(Dataset items)
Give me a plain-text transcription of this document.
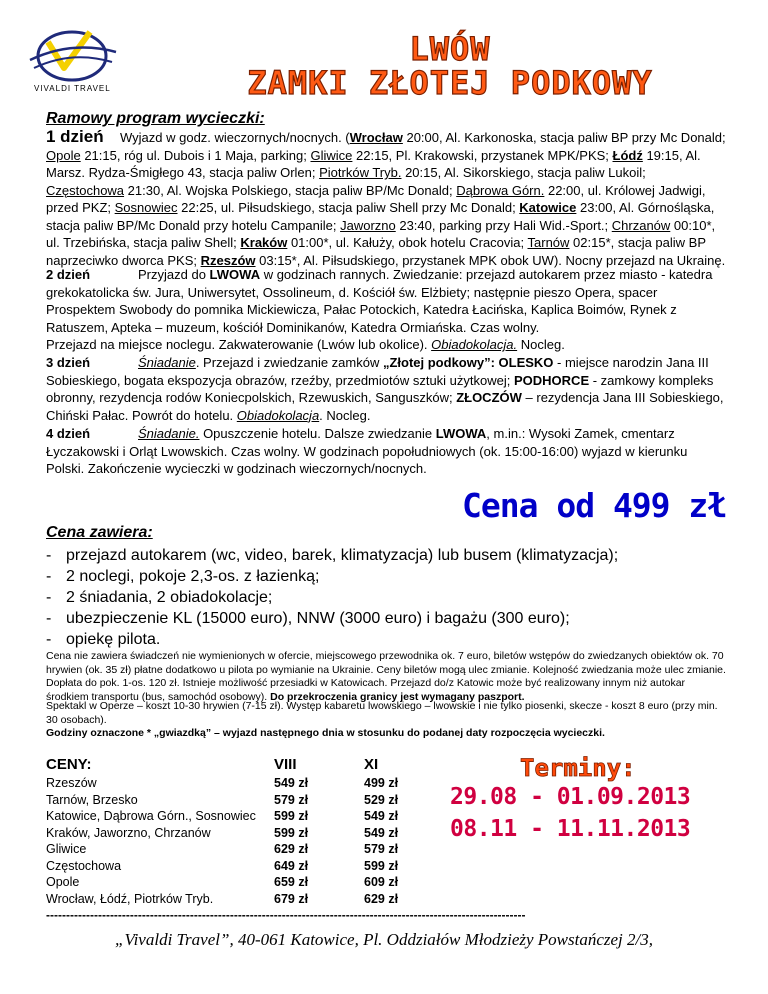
VIVALDI TRAVEL
LWÓW
ZAMKI ZŁOTEJ PODKOWY
Ramowy program wycieczki:
1 dzień Wyjazd w godz. wieczornych/nocnych. (Wrocław 20:00, Al. Karkonoska, stacja paliw BP przy Mc Donald; Opole 21:15, róg ul. Dubois i 1 Maja, parking; Gliwice 22:15, Pl. Krakowski, przystanek MPK/PKS; Łódź 19:15, Al. Marsz. Rydza-Śmigłego 43, stacja paliw Orlen; Piotrków Tryb. 20:15, Al. Sikorskiego, stacja paliw Lukoil; Częstochowa 21:30, Al. Wojska Polskiego, stacja paliw BP/Mc Donald; Dąbrowa Górn. 22:00, ul. Królowej Jadwigi, przed PKZ; Sosnowiec 22:25, ul. Piłsudskiego, stacja paliw Shell przy Mc Donald; Katowice 23:00, Al. Górnośląska, stacja paliw BP/Mc Donald przy hotelu Campanile; Jaworzno 23:40, parking przy Hali Wid.-Sport.; Chrzanów 00:10*, ul. Trzebińska, stacja paliw Shell; Kraków 01:00*, ul. Kałuży, obok hotelu Cracovia; Tarnów 02:15*, stacja paliw BP naprzeciwko dworca PKS; Rzeszów 03:15*, Al. Piłsudskiego, przystanek MPK obok UW). Nocny przejazd na Ukrainę.
2 dzień	Przyjazd do LWOWA w godzinach rannych. Zwiedzanie: przejazd autokarem przez miasto - katedra grekokatolicka św. Jura, Uniwersytet, Ossolineum, d. Kościół św. Elżbiety; następnie pieszo Opera, spacer Prospektem Swobody do pomnika Mickiewicza, Pałac Potockich, Katedra Łacińska, Kaplica Boimów, Rynek z Ratuszem, Apteka – muzeum, kościół Dominikanów, Katedra Ormiańska. Czas wolny.
Przejazd na miejsce noclegu. Zakwaterowanie (Lwów lub okolice). Obiadokolacja. Nocleg.
3 dzień	Śniadanie. Przejazd i zwiedzanie zamków „Złotej podkowy”: OLESKO - miejsce narodzin Jana III Sobieskiego, bogata ekspozycja obrazów, rzeźby, przedmiotów sztuki użytkowej; PODHORCE - zamkowy kompleks obronny, rezydencja rodów Koniecpolskich, Rzewuskich, Sanguszków; ZŁOCZÓW – rezydencja Jana III Sobieskiego, Chiński Pałac. Powrót do hotelu. Obiadokolacja. Nocleg.
4 dzień	Śniadanie. Opuszczenie hotelu. Dalsze zwiedzanie LWOWA, m.in.: Wysoki Zamek, cmentarz Łyczakowski i Orląt Lwowskich. Czas wolny. W godzinach popołudniowych (ok. 15:00-16:00) wyjazd w kierunku Polski. Zakończenie wycieczki w godzinach wieczornych/nocnych.
Cena od 499 zł
Cena zawiera:
- przejazd autokarem (wc, video, barek, klimatyzacja) lub busem (klimatyzacja);
- 2 noclegi, pokoje 2,3-os. z łazienką;
- 2 śniadania, 2 obiadokolacje;
- ubezpieczenie KL (15000 euro), NNW (3000 euro) i bagażu (300 euro);
- opiekę pilota.
Cena nie zawiera świadczeń nie wymienionych w ofercie, miejscowego przewodnika ok. 7 euro, biletów wstępów do zwiedzanych obiektów ok. 70 hrywien (ok. 35 zł) płatne dodatkowo u pilota po wymianie na Ukrainie. Ceny biletów mogą ulec zmianie. Kolejność zwiedzania może ulec zmianie. Dopłata do pok. 1-os. 120 zł. Istnieje możliwość przesiadki w Katowicach. Przejazd do/z Katowic może być realizowany innym niż autokar środkiem transportu (bus, samochód osobowy). Do przekroczenia granicy jest wymagany paszport.
Spektakl w Operze – koszt 10-30 hrywien (7-15 zł). Występ kabaretu lwowskiego – lwowskie i nie tylko piosenki, skecze - koszt 8 euro (przy min. 30 osobach).
Godziny oznaczone * „gwiazdką” – wyjazd następnego dnia w stosunku do podanej daty rozpoczęcia wycieczki.
CENY:	VIII	XI
Rzeszów	549 zł	499 zł
Tarnów, Brzesko	579 zł	529 zł
Katowice, Dąbrowa Górn., Sosnowiec 599 zł	549 zł
Kraków, Jaworzno, Chrzanów	599 zł	549 zł
Gliwice	629 zł	579 zł
Częstochowa	649 zł	599 zł
Opole	659 zł	609 zł
Wrocław, Łódź, Piotrków Tryb.	679 zł	629 zł
Terminy:
29.08 - 01.09.2013
08.11 - 11.11.2013
------------------------------------------------------------------------------------------------------------------------
„Vivaldi Travel”, 40-061 Katowice, Pl. Oddziałów Młodzieży Powstańczej 2/3,
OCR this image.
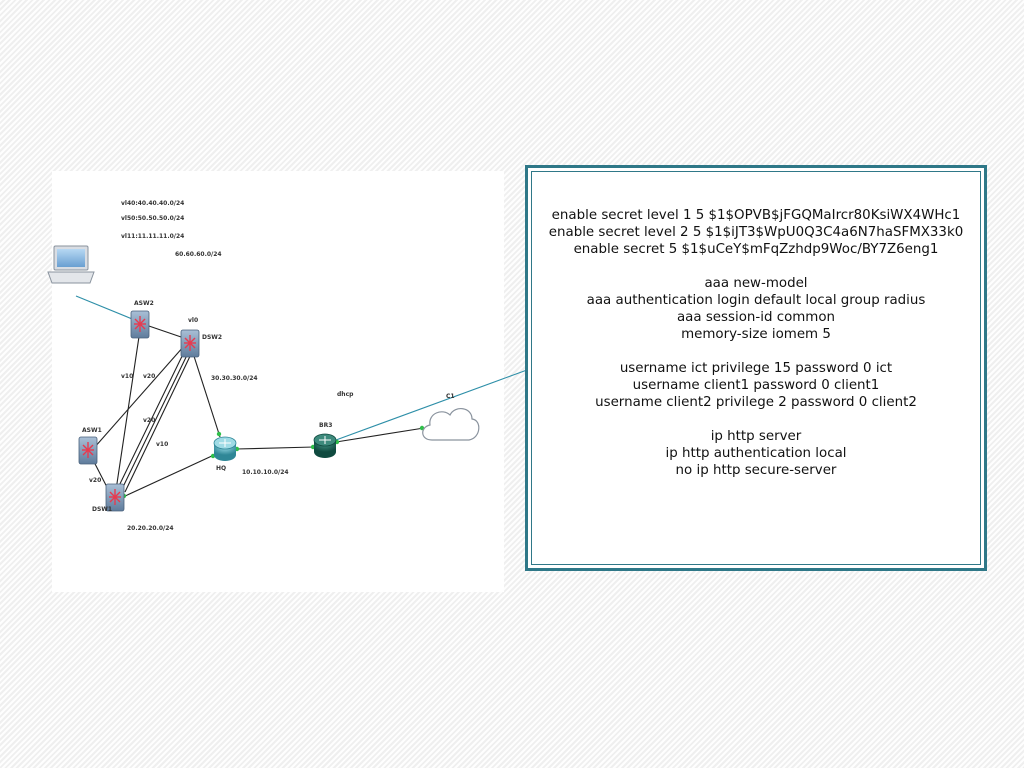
vl40:40.40.40.0/24
vl50:50.50.50.0/24
vl11:11.11.11.0/24
60.60.60.0/24
30.30.30.0/24
10.10.10.0/24
20.20.20.0/24
ASW2
DSW2
ASW1
DSW1
HQ
BR3
C1
vl0
v10 v20
v20
v10
v20
dhcp
enable secret level 1 5 $1$OPVB$jFGQMaIrcr80KsiWX4WHc1
enable secret level 2 5 $1$iJT3$WpU0Q3C4a6N7haSFMX33k0
enable secret 5 $1$uCeY$mFqZzhdp9Woc/BY7Z6eng1
aaa new-model
aaa authentication login default local group radius
aaa session-id common
memory-size iomem 5
username ict privilege 15 password 0 ict
username client1 password 0 client1
username client2 privilege 2 password 0 client2
ip http server
ip http authentication local
no ip http secure-server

— WHAT TO DO —
Every entry must be written out exactly, with all pictures left out.

— SOLUTION TO THE PROBLEM —
Give me a plain-text transcription of this document.
VIVALDI TRAVEL
LWÓW
ZAMKI ZŁOTEJ PODKOWY
Ramowy program wycieczki:
1 dzień Wyjazd w godz. wieczornych/nocnych. (Wrocław 20:00, Al. Karkonoska, stacja paliw BP przy Mc Donald; Opole 21:15, róg ul. Dubois i 1 Maja, parking; Gliwice 22:15, Pl. Krakowski, przystanek MPK/PKS; Łódź 19:15, Al. Marsz. Rydza-Śmigłego 43, stacja paliw Orlen; Piotrków Tryb. 20:15, Al. Sikorskiego, stacja paliw Lukoil; Częstochowa 21:30, Al. Wojska Polskiego, stacja paliw BP/Mc Donald; Dąbrowa Górn. 22:00, ul. Królowej Jadwigi, przed PKZ; Sosnowiec 22:25, ul. Piłsudskiego, stacja paliw Shell przy Mc Donald; Katowice 23:00, Al. Górnośląska, stacja paliw BP/Mc Donald przy hotelu Campanile; Jaworzno 23:40, parking przy Hali Wid.-Sport.; Chrzanów 00:10*, ul. Trzebińska, stacja paliw Shell; Kraków 01:00*, ul. Kałuży, obok hotelu Cracovia; Tarnów 02:15*, stacja paliw BP naprzeciwko dworca PKS; Rzeszów 03:15*, Al. Piłsudskiego, przystanek MPK obok UW). Nocny przejazd na Ukrainę.
2 dzień	Przyjazd do LWOWA w godzinach rannych. Zwiedzanie: przejazd autokarem przez miasto - katedra grekokatolicka św. Jura, Uniwersytet, Ossolineum, d. Kościół św. Elżbiety; następnie pieszo Opera, spacer Prospektem Swobody do pomnika Mickiewicza, Pałac Potockich, Katedra Łacińska, Kaplica Boimów, Rynek z Ratuszem, Apteka – muzeum, kościół Dominikanów, Katedra Ormiańska. Czas wolny.
Przejazd na miejsce noclegu. Zakwaterowanie (Lwów lub okolice). Obiadokolacja. Nocleg.
3 dzień	Śniadanie. Przejazd i zwiedzanie zamków „Złotej podkowy”: OLESKO - miejsce narodzin Jana III Sobieskiego, bogata ekspozycja obrazów, rzeźby, przedmiotów sztuki użytkowej; PODHORCE - zamkowy kompleks obronny, rezydencja rodów Koniecpolskich, Rzewuskich, Sanguszków; ZŁOCZÓW – rezydencja Jana III Sobieskiego, Chiński Pałac. Powrót do hotelu. Obiadokolacja. Nocleg.
4 dzień	Śniadanie. Opuszczenie hotelu. Dalsze zwiedzanie LWOWA, m.in.: Wysoki Zamek, cmentarz Łyczakowski i Orląt Lwowskich. Czas wolny. W godzinach popołudniowych (ok. 15:00-16:00) wyjazd w kierunku Polski. Zakończenie wycieczki w godzinach wieczornych/nocnych.
Cena od 499 zł
Cena zawiera:
- przejazd autokarem (wc, video, barek, klimatyzacja) lub busem (klimatyzacja);
- 2 noclegi, pokoje 2,3-os. z łazienką;
- 2 śniadania, 2 obiadokolacje;
- ubezpieczenie KL (15000 euro), NNW (3000 euro) i bagażu (300 euro);
- opiekę pilota.
Cena nie zawiera świadczeń nie wymienionych w ofercie, miejscowego przewodnika ok. 7 euro, biletów wstępów do zwiedzanych obiektów ok. 70 hrywien (ok. 35 zł) płatne dodatkowo u pilota po wymianie na Ukrainie. Ceny biletów mogą ulec zmianie. Kolejność zwiedzania może ulec zmianie. Dopłata do pok. 1-os. 120 zł. Istnieje możliwość przesiadki w Katowicach. Przejazd do/z Katowic może być realizowany innym niż autokar środkiem transportu (bus, samochód osobowy). Do przekroczenia granicy jest wymagany paszport.
Spektakl w Operze – koszt 10-30 hrywien (7-15 zł). Występ kabaretu lwowskiego – lwowskie i nie tylko piosenki, skecze - koszt 8 euro (przy min. 30 osobach).
Godziny oznaczone * „gwiazdką” – wyjazd następnego dnia w stosunku do podanej daty rozpoczęcia wycieczki.
CENY:	VIII	XI
Rzeszów	549 zł	499 zł
Tarnów, Brzesko	579 zł	529 zł
Katowice, Dąbrowa Górn., Sosnowiec 599 zł	549 zł
Kraków, Jaworzno, Chrzanów	599 zł	549 zł
Gliwice	629 zł	579 zł
Częstochowa	649 zł	599 zł
Opole	659 zł	609 zł
Wrocław, Łódź, Piotrków Tryb.	679 zł	629 zł
Terminy:
29.08 - 01.09.2013
08.11 - 11.11.2013
------------------------------------------------------------------------------------------------------------------------
„Vivaldi Travel”, 40-061 Katowice, Pl. Oddziałów Młodzieży Powstańczej 2/3,
OCR this image.
vl40:40.40.40.0/24
vl50:50.50.50.0/24
vl11:11.11.11.0/24
60.60.60.0/24
30.30.30.0/24
10.10.10.0/24
20.20.20.0/24
ASW2
DSW2
ASW1
DSW1
HQ
BR3
C1
vl0
v10 v20
v20
v10
v20
dhcp
enable secret level 1 5 $1$OPVB$jFGQMaIrcr80KsiWX4WHc1
enable secret level 2 5 $1$iJT3$WpU0Q3C4a6N7haSFMX33k0
enable secret 5 $1$uCeY$mFqZzhdp9Woc/BY7Z6eng1
aaa new-model
aaa authentication login default local group radius
aaa session-id common
memory-size iomem 5
username ict privilege 15 password 0 ict
username client1 password 0 client1
username client2 privilege 2 password 0 client2
ip http server
ip http authentication local
no ip http secure-server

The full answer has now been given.